** start Material provided **

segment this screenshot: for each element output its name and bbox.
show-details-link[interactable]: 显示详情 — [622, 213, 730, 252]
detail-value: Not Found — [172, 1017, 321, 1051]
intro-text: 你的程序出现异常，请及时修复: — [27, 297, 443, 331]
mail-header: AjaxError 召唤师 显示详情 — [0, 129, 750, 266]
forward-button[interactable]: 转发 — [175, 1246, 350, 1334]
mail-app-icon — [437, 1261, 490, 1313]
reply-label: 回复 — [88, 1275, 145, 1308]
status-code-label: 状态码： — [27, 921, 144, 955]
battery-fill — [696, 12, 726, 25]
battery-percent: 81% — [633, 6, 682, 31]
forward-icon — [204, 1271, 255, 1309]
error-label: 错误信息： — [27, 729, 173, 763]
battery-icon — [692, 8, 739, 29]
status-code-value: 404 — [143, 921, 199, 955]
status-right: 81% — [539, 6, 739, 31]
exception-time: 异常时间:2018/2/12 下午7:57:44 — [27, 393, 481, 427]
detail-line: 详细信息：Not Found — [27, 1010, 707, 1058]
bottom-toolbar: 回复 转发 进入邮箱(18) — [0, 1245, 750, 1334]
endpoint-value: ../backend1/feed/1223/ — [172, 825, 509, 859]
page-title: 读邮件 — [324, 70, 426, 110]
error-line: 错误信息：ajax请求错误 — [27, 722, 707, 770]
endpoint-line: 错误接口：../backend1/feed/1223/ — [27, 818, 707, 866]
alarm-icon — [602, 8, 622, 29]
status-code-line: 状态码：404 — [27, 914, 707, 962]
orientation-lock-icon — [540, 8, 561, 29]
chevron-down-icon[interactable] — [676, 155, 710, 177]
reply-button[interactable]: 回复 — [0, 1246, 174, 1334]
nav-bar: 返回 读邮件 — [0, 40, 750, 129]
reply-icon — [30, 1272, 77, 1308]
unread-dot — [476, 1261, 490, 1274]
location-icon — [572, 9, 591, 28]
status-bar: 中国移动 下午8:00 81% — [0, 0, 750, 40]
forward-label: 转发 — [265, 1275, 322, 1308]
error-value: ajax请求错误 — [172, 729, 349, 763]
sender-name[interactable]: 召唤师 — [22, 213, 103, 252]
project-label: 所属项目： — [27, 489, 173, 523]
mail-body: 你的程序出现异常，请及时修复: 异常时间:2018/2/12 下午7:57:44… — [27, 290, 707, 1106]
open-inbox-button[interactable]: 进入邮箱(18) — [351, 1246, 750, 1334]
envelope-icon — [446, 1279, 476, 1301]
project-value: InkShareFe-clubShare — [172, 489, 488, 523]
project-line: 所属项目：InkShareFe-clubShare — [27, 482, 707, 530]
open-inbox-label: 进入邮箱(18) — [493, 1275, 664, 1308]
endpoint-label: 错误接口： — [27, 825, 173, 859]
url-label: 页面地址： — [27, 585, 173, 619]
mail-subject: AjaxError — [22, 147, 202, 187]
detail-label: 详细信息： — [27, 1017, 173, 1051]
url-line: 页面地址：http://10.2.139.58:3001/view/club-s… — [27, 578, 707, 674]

** end Material provided **

Exercise aim :: Retype every line of the data above without altering a single character.

Reply ::
segment this screenshot: for each element output its name and bbox.
show-details-link[interactable]: 显示详情 — [622, 213, 730, 252]
detail-value: Not Found — [172, 1017, 321, 1051]
intro-text: 你的程序出现异常，请及时修复: — [27, 297, 443, 331]
mail-header: AjaxError 召唤师 显示详情 — [0, 129, 750, 266]
forward-button[interactable]: 转发 — [175, 1246, 350, 1334]
mail-app-icon — [437, 1261, 490, 1313]
reply-label: 回复 — [88, 1275, 145, 1308]
status-code-label: 状态码： — [27, 921, 144, 955]
battery-fill — [696, 12, 726, 25]
battery-percent: 81% — [633, 6, 682, 31]
forward-icon — [204, 1271, 255, 1309]
error-label: 错误信息： — [27, 729, 173, 763]
battery-icon — [692, 8, 739, 29]
status-code-value: 404 — [143, 921, 199, 955]
status-right: 81% — [539, 6, 739, 31]
exception-time: 异常时间:2018/2/12 下午7:57:44 — [27, 393, 481, 427]
detail-line: 详细信息：Not Found — [27, 1010, 707, 1058]
bottom-toolbar: 回复 转发 进入邮箱(18) — [0, 1245, 750, 1334]
endpoint-value: ../backend1/feed/1223/ — [172, 825, 509, 859]
page-title: 读邮件 — [324, 70, 426, 110]
error-line: 错误信息：ajax请求错误 — [27, 722, 707, 770]
endpoint-line: 错误接口：../backend1/feed/1223/ — [27, 818, 707, 866]
alarm-icon — [602, 8, 622, 29]
status-code-line: 状态码：404 — [27, 914, 707, 962]
orientation-lock-icon — [540, 8, 561, 29]
chevron-down-icon[interactable] — [676, 155, 710, 177]
reply-button[interactable]: 回复 — [0, 1246, 174, 1334]
nav-bar: 返回 读邮件 — [0, 40, 750, 129]
reply-icon — [30, 1272, 77, 1308]
unread-dot — [476, 1261, 490, 1274]
location-icon — [572, 9, 591, 28]
status-bar: 中国移动 下午8:00 81% — [0, 0, 750, 40]
forward-label: 转发 — [265, 1275, 322, 1308]
error-value: ajax请求错误 — [172, 729, 349, 763]
sender-name[interactable]: 召唤师 — [22, 213, 103, 252]
project-label: 所属项目： — [27, 489, 173, 523]
mail-body: 你的程序出现异常，请及时修复: 异常时间:2018/2/12 下午7:57:44… — [27, 290, 707, 1106]
open-inbox-button[interactable]: 进入邮箱(18) — [351, 1246, 750, 1334]
envelope-icon — [446, 1279, 476, 1301]
project-value: InkShareFe-clubShare — [172, 489, 488, 523]
project-line: 所属项目：InkShareFe-clubShare — [27, 482, 707, 530]
open-inbox-label: 进入邮箱(18) — [493, 1275, 664, 1308]
endpoint-label: 错误接口： — [27, 825, 173, 859]
url-label: 页面地址： — [27, 585, 173, 619]
mail-subject: AjaxError — [22, 147, 202, 187]
detail-label: 详细信息： — [27, 1017, 173, 1051]
url-line: 页面地址：http://10.2.139.58:3001/view/club-s… — [27, 578, 707, 674]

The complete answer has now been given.